→ Aim
Pick out each line of the records below that contains the word "item", and copy those lines. The match is case-sensitive.
##### Records to use #####
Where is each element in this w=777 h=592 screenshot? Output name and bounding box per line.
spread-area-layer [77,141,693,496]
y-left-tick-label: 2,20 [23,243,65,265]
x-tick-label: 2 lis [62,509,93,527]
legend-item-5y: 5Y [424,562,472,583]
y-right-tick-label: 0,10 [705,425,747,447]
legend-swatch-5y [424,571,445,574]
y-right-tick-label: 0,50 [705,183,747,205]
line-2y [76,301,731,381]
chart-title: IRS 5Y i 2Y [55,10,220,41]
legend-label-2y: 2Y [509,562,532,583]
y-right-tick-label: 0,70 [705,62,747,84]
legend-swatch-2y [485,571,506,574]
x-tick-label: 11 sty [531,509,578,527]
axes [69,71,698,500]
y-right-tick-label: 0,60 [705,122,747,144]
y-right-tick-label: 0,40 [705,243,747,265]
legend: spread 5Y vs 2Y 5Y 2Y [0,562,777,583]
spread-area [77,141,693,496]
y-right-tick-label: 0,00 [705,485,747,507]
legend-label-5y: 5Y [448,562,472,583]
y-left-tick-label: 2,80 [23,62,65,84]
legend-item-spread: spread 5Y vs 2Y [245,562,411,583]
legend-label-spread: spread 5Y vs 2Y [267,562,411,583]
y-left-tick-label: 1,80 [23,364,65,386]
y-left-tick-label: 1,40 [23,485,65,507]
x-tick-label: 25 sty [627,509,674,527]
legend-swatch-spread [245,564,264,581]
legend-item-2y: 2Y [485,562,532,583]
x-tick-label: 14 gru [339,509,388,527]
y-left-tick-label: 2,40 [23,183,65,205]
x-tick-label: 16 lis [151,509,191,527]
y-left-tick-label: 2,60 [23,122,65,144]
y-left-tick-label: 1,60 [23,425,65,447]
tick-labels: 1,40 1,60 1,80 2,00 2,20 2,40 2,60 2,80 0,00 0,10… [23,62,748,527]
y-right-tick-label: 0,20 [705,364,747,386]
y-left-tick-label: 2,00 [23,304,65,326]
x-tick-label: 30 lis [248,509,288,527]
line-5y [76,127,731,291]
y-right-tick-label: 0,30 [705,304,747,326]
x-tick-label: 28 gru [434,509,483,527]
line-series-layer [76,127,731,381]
#####
→ Solved problem
legend-item-5y: 5Y [424,562,472,583]
legend-item-spread: spread 5Y vs 2Y [245,562,411,583]
legend-item-2y: 2Y [485,562,532,583]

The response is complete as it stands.